__What to do__
Transcribe each record below word for word.

###

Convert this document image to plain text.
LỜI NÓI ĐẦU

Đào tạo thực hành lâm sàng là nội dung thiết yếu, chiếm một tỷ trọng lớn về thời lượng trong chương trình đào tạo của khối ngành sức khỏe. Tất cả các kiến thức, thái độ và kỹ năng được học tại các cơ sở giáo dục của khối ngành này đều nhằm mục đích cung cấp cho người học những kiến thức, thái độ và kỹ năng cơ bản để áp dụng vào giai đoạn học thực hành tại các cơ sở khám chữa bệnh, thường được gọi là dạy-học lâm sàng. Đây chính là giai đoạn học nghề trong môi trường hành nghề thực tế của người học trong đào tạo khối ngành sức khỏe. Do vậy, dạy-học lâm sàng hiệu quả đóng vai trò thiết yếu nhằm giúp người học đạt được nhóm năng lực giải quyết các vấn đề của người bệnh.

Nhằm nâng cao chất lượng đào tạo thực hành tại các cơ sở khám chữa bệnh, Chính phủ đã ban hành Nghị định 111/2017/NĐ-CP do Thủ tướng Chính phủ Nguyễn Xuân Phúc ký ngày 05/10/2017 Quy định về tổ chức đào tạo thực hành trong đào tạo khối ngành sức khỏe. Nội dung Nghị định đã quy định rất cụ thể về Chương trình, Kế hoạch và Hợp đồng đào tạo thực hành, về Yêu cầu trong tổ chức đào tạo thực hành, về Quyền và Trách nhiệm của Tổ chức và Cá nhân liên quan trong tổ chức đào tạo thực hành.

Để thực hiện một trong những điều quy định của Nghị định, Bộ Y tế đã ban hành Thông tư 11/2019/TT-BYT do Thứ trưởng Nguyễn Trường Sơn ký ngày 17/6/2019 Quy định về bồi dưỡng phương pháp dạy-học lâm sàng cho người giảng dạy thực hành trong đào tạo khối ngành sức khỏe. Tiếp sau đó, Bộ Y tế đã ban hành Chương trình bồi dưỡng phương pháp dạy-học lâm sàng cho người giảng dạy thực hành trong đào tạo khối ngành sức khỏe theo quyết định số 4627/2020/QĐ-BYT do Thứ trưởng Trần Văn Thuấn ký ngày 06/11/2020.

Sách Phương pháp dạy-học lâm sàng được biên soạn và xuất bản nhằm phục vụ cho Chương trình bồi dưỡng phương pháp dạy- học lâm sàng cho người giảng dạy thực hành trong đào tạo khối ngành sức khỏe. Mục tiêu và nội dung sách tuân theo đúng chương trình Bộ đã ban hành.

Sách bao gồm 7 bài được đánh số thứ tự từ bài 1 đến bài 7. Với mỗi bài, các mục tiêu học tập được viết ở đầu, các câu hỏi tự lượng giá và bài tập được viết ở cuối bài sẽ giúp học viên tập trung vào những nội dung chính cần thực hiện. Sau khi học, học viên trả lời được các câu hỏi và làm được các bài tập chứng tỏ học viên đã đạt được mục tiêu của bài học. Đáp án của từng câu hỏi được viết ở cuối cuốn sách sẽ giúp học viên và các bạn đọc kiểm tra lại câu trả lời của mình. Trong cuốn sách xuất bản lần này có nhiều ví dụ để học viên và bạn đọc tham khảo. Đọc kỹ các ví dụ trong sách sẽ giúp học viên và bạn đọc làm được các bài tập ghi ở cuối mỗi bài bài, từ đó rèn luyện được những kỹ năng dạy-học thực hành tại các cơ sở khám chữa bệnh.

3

###

__Written answer__
Convert this document image to plain text.
LỜI NÓI ĐẦU

Đào tạo thực hành lâm sàng là nội dung thiết yếu, chiếm một tỷ trọng lớn về thời lượng trong chương trình đào tạo của khối ngành sức khỏe. Tất cả các kiến thức, thái độ và kỹ năng được học tại các cơ sở giáo dục của khối ngành này đều nhằm mục đích cung cấp cho người học những kiến thức, thái độ và kỹ năng cơ bản để áp dụng vào giai đoạn học thực hành tại các cơ sở khám chữa bệnh, thường được gọi là dạy-học lâm sàng. Đây chính là giai đoạn học nghề trong môi trường hành nghề thực tế của người học trong đào tạo khối ngành sức khỏe. Do vậy, dạy-học lâm sàng hiệu quả đóng vai trò thiết yếu nhằm giúp người học đạt được nhóm năng lực giải quyết các vấn đề của người bệnh.

Nhằm nâng cao chất lượng đào tạo thực hành tại các cơ sở khám chữa bệnh, Chính phủ đã ban hành Nghị định 111/2017/NĐ-CP do Thủ tướng Chính phủ Nguyễn Xuân Phúc ký ngày 05/10/2017 Quy định về tổ chức đào tạo thực hành trong đào tạo khối ngành sức khỏe. Nội dung Nghị định đã quy định rất cụ thể về Chương trình, Kế hoạch và Hợp đồng đào tạo thực hành, về Yêu cầu trong tổ chức đào tạo thực hành, về Quyền và Trách nhiệm của Tổ chức và Cá nhân liên quan trong tổ chức đào tạo thực hành.

Để thực hiện một trong những điều quy định của Nghị định, Bộ Y tế đã ban hành Thông tư 11/2019/TT-BYT do Thứ trưởng Nguyễn Trường Sơn ký ngày 17/6/2019 Quy định về bồi dưỡng phương pháp dạy-học lâm sàng cho người giảng dạy thực hành trong đào tạo khối ngành sức khỏe. Tiếp sau đó, Bộ Y tế đã ban hành Chương trình bồi dưỡng phương pháp dạy-học lâm sàng cho người giảng dạy thực hành trong đào tạo khối ngành sức khỏe theo quyết định số 4627/2020/QĐ-BYT do Thứ trưởng Trần Văn Thuấn ký ngày 06/11/2020.

Sách Phương pháp dạy-học lâm sàng được biên soạn và xuất bản nhằm phục vụ cho Chương trình bồi dưỡng phương pháp dạy- học lâm sàng cho người giảng dạy thực hành trong đào tạo khối ngành sức khỏe. Mục tiêu và nội dung sách tuân theo đúng chương trình Bộ đã ban hành.

Sách bao gồm 7 bài được đánh số thứ tự từ bài 1 đến bài 7. Với mỗi bài, các mục tiêu học tập được viết ở đầu, các câu hỏi tự lượng giá và bài tập được viết ở cuối bài sẽ giúp học viên tập trung vào những nội dung chính cần thực hiện. Sau khi học, học viên trả lời được các câu hỏi và làm được các bài tập chứng tỏ học viên đã đạt được mục tiêu của bài học. Đáp án của từng câu hỏi được viết ở cuối cuốn sách sẽ giúp học viên và các bạn đọc kiểm tra lại câu trả lời của mình. Trong cuốn sách xuất bản lần này có nhiều ví dụ để học viên và bạn đọc tham khảo. Đọc kỹ các ví dụ trong sách sẽ giúp học viên và bạn đọc làm được các bài tập ghi ở cuối mỗi bài bài, từ đó rèn luyện được những kỹ năng dạy-học thực hành tại các cơ sở khám chữa bệnh.

3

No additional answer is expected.